§ **Your objective**: Copy out all of the material exactly as presented.

§ **Available records**:
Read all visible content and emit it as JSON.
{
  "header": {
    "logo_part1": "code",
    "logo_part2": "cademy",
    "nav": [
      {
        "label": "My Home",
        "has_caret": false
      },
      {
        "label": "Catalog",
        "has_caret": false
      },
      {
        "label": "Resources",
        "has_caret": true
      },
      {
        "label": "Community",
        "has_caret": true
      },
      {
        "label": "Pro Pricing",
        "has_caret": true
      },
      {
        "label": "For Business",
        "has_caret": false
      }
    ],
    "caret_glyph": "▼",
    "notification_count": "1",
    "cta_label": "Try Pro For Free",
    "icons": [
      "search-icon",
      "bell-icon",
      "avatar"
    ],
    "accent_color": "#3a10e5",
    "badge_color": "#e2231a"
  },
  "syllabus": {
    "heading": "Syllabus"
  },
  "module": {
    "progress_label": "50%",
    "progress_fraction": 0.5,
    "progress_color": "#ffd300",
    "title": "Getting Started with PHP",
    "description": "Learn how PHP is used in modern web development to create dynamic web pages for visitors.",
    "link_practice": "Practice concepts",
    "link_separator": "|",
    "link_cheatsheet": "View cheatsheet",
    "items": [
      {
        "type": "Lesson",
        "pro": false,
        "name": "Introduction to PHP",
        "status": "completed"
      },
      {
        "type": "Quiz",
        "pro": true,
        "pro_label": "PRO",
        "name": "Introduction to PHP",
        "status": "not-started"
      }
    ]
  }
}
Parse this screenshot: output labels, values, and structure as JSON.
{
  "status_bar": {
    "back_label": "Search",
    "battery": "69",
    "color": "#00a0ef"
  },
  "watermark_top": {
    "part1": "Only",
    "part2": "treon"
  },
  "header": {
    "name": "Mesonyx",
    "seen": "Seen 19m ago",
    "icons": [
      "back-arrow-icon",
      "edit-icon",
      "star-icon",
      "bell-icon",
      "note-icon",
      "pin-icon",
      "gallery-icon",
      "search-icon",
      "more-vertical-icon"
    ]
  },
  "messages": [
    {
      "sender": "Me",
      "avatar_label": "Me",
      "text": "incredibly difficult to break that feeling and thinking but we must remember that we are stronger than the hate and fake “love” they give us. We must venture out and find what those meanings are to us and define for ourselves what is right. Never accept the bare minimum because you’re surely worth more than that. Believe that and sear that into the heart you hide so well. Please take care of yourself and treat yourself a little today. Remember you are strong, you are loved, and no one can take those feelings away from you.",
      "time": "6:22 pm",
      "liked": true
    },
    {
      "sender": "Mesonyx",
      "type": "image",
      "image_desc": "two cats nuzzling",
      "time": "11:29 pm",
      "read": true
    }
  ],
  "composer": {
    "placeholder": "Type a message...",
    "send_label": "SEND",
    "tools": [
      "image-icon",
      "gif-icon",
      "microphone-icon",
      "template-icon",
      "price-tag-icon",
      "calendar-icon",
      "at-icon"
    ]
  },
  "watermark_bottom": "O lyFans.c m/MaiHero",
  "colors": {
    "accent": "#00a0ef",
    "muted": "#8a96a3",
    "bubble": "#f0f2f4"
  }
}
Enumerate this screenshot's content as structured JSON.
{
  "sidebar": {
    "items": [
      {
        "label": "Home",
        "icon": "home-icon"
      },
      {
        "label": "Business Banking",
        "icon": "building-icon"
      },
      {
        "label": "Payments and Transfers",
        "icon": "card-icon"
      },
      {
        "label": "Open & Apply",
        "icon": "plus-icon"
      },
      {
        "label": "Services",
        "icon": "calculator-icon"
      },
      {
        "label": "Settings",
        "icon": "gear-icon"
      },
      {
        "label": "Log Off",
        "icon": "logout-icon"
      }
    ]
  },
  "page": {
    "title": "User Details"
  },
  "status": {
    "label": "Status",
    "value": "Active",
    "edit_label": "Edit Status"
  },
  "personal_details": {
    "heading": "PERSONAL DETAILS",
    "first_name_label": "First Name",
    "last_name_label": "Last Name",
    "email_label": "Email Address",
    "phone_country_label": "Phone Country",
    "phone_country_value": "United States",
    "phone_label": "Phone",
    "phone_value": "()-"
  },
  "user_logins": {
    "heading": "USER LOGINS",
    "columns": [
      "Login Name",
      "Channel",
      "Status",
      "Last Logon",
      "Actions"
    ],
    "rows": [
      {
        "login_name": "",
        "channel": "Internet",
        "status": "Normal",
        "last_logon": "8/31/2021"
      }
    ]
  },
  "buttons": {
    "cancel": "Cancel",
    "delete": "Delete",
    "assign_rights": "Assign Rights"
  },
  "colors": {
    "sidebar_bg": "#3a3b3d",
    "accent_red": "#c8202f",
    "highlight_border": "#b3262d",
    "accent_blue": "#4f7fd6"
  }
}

§ **Written response**:
Read all visible content and emit it as JSON.
{
  "header": {
    "logo_part1": "code",
    "logo_part2": "cademy",
    "nav": [
      {
        "label": "My Home",
        "has_caret": false
      },
      {
        "label": "Catalog",
        "has_caret": false
      },
      {
        "label": "Resources",
        "has_caret": true
      },
      {
        "label": "Community",
        "has_caret": true
      },
      {
        "label": "Pro Pricing",
        "has_caret": true
      },
      {
        "label": "For Business",
        "has_caret": false
      }
    ],
    "caret_glyph": "▼",
    "notification_count": "1",
    "cta_label": "Try Pro For Free",
    "icons": [
      "search-icon",
      "bell-icon",
      "avatar"
    ],
    "accent_color": "#3a10e5",
    "badge_color": "#e2231a"
  },
  "syllabus": {
    "heading": "Syllabus"
  },
  "module": {
    "progress_label": "50%",
    "progress_fraction": 0.5,
    "progress_color": "#ffd300",
    "title": "Getting Started with PHP",
    "description": "Learn how PHP is used in modern web development to create dynamic web pages for visitors.",
    "link_practice": "Practice concepts",
    "link_separator": "|",
    "link_cheatsheet": "View cheatsheet",
    "items": [
      {
        "type": "Lesson",
        "pro": false,
        "name": "Introduction to PHP",
        "status": "completed"
      },
      {
        "type": "Quiz",
        "pro": true,
        "pro_label": "PRO",
        "name": "Introduction to PHP",
        "status": "not-started"
      }
    ]
  }
}
Parse this screenshot: output labels, values, and structure as JSON.
{
  "status_bar": {
    "back_label": "Search",
    "battery": "69",
    "color": "#00a0ef"
  },
  "watermark_top": {
    "part1": "Only",
    "part2": "treon"
  },
  "header": {
    "name": "Mesonyx",
    "seen": "Seen 19m ago",
    "icons": [
      "back-arrow-icon",
      "edit-icon",
      "star-icon",
      "bell-icon",
      "note-icon",
      "pin-icon",
      "gallery-icon",
      "search-icon",
      "more-vertical-icon"
    ]
  },
  "messages": [
    {
      "sender": "Me",
      "avatar_label": "Me",
      "text": "incredibly difficult to break that feeling and thinking but we must remember that we are stronger than the hate and fake “love” they give us. We must venture out and find what those meanings are to us and define for ourselves what is right. Never accept the bare minimum because you’re surely worth more than that. Believe that and sear that into the heart you hide so well. Please take care of yourself and treat yourself a little today. Remember you are strong, you are loved, and no one can take those feelings away from you.",
      "time": "6:22 pm",
      "liked": true
    },
    {
      "sender": "Mesonyx",
      "type": "image",
      "image_desc": "two cats nuzzling",
      "time": "11:29 pm",
      "read": true
    }
  ],
  "composer": {
    "placeholder": "Type a message...",
    "send_label": "SEND",
    "tools": [
      "image-icon",
      "gif-icon",
      "microphone-icon",
      "template-icon",
      "price-tag-icon",
      "calendar-icon",
      "at-icon"
    ]
  },
  "watermark_bottom": "O lyFans.c m/MaiHero",
  "colors": {
    "accent": "#00a0ef",
    "muted": "#8a96a3",
    "bubble": "#f0f2f4"
  }
}
Enumerate this screenshot's content as structured JSON.
{
  "sidebar": {
    "items": [
      {
        "label": "Home",
        "icon": "home-icon"
      },
      {
        "label": "Business Banking",
        "icon": "building-icon"
      },
      {
        "label": "Payments and Transfers",
        "icon": "card-icon"
      },
      {
        "label": "Open & Apply",
        "icon": "plus-icon"
      },
      {
        "label": "Services",
        "icon": "calculator-icon"
      },
      {
        "label": "Settings",
        "icon": "gear-icon"
      },
      {
        "label": "Log Off",
        "icon": "logout-icon"
      }
    ]
  },
  "page": {
    "title": "User Details"
  },
  "status": {
    "label": "Status",
    "value": "Active",
    "edit_label": "Edit Status"
  },
  "personal_details": {
    "heading": "PERSONAL DETAILS",
    "first_name_label": "First Name",
    "last_name_label": "Last Name",
    "email_label": "Email Address",
    "phone_country_label": "Phone Country",
    "phone_country_value": "United States",
    "phone_label": "Phone",
    "phone_value": "()-"
  },
  "user_logins": {
    "heading": "USER LOGINS",
    "columns": [
      "Login Name",
      "Channel",
      "Status",
      "Last Logon",
      "Actions"
    ],
    "rows": [
      {
        "login_name": "",
        "channel": "Internet",
        "status": "Normal",
        "last_logon": "8/31/2021"
      }
    ]
  },
  "buttons": {
    "cancel": "Cancel",
    "delete": "Delete",
    "assign_rights": "Assign Rights"
  },
  "colors": {
    "sidebar_bg": "#3a3b3d",
    "accent_red": "#c8202f",
    "highlight_border": "#b3262d",
    "accent_blue": "#4f7fd6"
  }
}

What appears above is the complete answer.